#### [Data items]
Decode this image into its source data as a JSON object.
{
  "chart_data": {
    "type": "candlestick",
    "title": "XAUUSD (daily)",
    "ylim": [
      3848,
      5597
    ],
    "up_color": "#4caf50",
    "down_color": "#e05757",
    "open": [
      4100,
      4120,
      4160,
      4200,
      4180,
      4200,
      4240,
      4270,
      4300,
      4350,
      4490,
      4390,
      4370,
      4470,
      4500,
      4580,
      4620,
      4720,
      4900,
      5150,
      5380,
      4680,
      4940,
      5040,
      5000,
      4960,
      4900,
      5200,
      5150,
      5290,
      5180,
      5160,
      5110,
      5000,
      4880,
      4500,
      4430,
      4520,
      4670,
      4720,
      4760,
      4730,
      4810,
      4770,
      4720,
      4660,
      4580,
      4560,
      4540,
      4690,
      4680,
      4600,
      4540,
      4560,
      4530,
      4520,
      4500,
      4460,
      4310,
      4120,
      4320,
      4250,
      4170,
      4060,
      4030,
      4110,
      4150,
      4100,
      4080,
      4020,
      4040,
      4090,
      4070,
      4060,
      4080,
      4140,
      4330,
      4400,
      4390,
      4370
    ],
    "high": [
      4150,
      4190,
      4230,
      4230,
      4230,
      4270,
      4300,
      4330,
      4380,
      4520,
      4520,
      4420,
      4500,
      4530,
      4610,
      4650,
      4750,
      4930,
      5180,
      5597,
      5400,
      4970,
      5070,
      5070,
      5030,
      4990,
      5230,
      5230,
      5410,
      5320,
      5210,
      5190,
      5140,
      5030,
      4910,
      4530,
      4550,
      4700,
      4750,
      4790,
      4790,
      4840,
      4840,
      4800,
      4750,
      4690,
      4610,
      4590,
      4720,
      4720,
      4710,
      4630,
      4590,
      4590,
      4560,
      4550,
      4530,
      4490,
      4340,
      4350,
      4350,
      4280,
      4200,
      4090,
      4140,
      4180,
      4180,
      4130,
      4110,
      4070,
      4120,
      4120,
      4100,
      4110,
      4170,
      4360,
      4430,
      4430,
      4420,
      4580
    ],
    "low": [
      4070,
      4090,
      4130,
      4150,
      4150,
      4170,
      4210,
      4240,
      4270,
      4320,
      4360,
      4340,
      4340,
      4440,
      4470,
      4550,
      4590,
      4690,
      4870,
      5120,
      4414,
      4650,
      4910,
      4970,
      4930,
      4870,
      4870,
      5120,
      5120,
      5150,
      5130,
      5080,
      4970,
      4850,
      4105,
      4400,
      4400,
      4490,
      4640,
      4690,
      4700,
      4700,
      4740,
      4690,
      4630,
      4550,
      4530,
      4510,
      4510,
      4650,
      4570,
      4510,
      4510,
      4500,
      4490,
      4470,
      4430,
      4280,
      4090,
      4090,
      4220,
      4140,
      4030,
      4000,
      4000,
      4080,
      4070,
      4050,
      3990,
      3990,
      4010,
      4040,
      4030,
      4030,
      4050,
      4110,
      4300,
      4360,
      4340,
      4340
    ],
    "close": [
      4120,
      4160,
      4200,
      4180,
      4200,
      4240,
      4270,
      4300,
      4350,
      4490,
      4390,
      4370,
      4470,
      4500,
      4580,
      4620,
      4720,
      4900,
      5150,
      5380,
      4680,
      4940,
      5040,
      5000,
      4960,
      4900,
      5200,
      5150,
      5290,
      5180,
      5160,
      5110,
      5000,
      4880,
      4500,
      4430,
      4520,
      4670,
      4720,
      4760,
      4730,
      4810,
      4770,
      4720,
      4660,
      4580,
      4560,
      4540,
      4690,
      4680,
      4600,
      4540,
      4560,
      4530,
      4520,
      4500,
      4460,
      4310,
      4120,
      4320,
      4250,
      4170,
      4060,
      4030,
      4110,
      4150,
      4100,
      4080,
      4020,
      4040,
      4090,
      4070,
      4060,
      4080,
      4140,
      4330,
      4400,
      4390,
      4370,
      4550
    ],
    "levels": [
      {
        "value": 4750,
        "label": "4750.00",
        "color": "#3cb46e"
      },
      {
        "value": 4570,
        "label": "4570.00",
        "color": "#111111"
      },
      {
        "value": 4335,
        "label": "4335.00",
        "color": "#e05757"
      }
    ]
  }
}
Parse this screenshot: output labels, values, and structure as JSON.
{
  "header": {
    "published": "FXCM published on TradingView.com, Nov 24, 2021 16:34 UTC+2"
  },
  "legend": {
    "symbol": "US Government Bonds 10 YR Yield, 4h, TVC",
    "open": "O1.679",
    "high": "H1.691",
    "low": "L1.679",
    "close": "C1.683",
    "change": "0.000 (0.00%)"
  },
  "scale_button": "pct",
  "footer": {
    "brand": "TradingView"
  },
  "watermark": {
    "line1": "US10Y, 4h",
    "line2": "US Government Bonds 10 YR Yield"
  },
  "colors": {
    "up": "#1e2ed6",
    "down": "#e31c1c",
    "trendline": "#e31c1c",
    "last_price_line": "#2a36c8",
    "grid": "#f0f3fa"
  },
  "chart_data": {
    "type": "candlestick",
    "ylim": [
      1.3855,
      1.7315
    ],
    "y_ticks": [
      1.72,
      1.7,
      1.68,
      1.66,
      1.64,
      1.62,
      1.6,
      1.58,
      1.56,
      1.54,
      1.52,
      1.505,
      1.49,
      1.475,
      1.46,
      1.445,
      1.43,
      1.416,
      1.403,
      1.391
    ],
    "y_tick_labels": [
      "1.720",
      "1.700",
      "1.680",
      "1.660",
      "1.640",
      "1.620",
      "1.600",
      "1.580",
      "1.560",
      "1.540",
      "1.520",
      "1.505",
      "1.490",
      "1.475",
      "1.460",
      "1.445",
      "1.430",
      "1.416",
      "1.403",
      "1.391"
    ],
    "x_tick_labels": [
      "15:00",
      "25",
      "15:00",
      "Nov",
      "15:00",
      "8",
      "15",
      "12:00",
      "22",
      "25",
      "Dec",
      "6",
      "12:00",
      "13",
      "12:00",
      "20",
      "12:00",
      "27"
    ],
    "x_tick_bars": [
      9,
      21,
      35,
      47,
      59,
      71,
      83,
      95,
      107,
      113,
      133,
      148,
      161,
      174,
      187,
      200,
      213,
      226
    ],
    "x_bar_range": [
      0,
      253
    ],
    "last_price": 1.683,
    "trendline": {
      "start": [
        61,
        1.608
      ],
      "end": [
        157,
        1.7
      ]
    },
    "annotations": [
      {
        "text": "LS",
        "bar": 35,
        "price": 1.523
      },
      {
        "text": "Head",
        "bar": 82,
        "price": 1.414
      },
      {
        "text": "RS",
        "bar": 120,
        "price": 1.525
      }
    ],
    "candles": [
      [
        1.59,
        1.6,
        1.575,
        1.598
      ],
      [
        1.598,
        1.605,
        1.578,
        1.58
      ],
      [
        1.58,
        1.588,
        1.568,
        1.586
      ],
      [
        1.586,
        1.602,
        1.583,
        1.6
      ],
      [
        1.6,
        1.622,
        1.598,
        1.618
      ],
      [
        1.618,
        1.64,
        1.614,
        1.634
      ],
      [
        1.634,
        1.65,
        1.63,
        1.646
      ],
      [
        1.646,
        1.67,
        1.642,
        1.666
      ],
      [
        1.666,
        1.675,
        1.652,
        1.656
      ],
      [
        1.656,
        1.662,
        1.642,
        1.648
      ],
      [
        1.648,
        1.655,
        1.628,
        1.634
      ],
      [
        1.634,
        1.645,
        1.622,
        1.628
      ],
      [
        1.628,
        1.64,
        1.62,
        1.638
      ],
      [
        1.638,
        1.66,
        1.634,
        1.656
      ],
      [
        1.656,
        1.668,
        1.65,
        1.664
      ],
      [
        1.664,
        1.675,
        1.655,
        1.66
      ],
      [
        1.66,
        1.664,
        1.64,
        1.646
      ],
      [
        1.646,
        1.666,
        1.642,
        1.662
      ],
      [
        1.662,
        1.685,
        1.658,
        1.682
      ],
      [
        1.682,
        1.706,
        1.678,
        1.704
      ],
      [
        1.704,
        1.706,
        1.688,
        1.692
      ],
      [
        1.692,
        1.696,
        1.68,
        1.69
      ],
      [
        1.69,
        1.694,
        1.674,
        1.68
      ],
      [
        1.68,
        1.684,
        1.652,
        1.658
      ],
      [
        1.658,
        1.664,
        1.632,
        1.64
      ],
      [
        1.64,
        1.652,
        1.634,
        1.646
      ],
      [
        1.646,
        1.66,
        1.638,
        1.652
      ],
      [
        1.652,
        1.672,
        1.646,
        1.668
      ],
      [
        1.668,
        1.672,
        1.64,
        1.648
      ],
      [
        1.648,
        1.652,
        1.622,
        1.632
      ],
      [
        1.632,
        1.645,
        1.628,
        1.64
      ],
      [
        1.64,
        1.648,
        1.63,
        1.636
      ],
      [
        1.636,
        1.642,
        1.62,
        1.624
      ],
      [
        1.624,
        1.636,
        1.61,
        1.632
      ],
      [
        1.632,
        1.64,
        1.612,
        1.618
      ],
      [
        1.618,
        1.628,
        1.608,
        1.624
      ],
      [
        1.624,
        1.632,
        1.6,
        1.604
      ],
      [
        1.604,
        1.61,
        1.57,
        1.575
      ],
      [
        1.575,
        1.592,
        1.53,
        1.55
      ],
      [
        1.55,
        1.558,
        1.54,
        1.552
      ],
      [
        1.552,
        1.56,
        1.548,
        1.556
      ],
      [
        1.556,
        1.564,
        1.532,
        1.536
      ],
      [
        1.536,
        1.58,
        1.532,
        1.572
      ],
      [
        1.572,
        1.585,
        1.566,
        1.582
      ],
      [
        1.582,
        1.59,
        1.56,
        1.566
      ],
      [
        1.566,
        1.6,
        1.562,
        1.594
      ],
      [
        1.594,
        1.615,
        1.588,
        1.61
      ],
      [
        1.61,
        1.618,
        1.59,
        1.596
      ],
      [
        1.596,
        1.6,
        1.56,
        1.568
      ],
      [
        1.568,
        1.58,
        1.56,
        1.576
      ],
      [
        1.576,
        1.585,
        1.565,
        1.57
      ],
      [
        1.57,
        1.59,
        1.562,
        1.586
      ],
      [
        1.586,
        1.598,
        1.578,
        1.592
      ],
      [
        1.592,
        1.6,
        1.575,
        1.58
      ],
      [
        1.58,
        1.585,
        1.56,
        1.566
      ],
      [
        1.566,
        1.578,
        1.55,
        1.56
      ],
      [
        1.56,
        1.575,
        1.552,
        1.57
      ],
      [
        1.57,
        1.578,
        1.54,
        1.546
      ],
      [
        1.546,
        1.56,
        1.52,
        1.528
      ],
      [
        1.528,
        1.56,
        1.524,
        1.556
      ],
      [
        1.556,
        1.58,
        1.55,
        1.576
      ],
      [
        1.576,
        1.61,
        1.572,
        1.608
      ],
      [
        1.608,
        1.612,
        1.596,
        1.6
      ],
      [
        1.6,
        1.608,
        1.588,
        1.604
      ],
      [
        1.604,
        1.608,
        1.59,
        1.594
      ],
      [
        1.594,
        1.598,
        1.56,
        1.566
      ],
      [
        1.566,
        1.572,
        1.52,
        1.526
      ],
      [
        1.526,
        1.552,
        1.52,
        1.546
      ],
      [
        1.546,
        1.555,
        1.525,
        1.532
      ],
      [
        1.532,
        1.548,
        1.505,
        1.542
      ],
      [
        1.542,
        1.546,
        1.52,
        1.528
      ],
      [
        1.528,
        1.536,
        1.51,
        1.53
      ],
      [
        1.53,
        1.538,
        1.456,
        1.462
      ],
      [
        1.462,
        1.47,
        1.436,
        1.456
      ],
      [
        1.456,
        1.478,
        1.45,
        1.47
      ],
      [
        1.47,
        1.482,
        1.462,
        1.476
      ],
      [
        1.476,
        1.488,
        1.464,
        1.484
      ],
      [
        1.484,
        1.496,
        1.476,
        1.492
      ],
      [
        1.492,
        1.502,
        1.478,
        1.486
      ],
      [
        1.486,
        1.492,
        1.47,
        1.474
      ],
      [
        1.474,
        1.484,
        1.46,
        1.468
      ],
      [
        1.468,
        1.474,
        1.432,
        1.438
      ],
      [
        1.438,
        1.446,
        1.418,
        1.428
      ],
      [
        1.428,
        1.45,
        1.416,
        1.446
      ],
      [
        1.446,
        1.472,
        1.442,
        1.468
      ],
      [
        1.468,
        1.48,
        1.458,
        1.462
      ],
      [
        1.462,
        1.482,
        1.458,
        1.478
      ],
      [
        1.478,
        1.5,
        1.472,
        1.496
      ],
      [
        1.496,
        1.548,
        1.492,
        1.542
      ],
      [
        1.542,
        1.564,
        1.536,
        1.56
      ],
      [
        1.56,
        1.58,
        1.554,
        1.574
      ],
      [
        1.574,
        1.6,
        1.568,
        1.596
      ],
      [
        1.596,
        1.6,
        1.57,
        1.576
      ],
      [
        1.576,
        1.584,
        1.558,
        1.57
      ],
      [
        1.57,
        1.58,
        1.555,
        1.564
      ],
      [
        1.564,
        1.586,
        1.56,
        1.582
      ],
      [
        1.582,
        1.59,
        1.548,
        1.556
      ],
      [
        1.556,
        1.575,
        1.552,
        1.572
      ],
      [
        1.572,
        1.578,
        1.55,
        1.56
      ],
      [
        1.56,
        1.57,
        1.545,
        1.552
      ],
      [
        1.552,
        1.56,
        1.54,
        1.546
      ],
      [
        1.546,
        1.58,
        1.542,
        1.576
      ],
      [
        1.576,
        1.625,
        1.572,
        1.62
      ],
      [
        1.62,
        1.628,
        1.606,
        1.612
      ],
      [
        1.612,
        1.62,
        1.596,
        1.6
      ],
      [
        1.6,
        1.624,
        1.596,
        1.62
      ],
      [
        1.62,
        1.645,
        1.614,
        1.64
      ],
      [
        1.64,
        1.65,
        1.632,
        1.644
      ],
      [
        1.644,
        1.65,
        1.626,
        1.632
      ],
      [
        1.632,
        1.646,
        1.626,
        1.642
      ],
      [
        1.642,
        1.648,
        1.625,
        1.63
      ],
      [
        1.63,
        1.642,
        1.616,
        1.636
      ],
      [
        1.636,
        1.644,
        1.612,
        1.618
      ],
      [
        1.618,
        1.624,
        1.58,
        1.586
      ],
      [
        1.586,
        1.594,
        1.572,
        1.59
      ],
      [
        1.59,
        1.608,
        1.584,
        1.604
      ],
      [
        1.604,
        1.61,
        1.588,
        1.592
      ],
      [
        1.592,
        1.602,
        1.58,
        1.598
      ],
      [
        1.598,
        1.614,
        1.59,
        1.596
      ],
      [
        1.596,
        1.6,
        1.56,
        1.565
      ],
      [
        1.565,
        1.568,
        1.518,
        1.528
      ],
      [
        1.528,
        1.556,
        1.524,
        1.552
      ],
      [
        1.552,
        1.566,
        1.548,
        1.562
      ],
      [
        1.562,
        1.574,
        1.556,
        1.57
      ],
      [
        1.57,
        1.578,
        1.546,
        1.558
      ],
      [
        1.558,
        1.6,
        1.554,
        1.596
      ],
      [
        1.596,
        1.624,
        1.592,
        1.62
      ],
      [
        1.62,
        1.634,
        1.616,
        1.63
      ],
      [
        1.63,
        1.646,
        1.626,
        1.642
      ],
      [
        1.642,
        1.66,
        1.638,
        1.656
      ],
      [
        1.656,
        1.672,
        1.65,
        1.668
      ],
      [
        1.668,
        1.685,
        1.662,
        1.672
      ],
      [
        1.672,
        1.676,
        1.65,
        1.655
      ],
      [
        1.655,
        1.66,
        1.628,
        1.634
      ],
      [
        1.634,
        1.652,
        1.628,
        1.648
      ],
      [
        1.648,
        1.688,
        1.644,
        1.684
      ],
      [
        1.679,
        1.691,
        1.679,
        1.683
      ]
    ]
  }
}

#### [Exercise]
Scan the listing above for the word "TradingView" and copy every line that holds it.

#### [Response to this task]
    "published": "FXCM published on TradingView.com, Nov 24, 2021 16:34 UTC+2"
    "brand": "TradingView"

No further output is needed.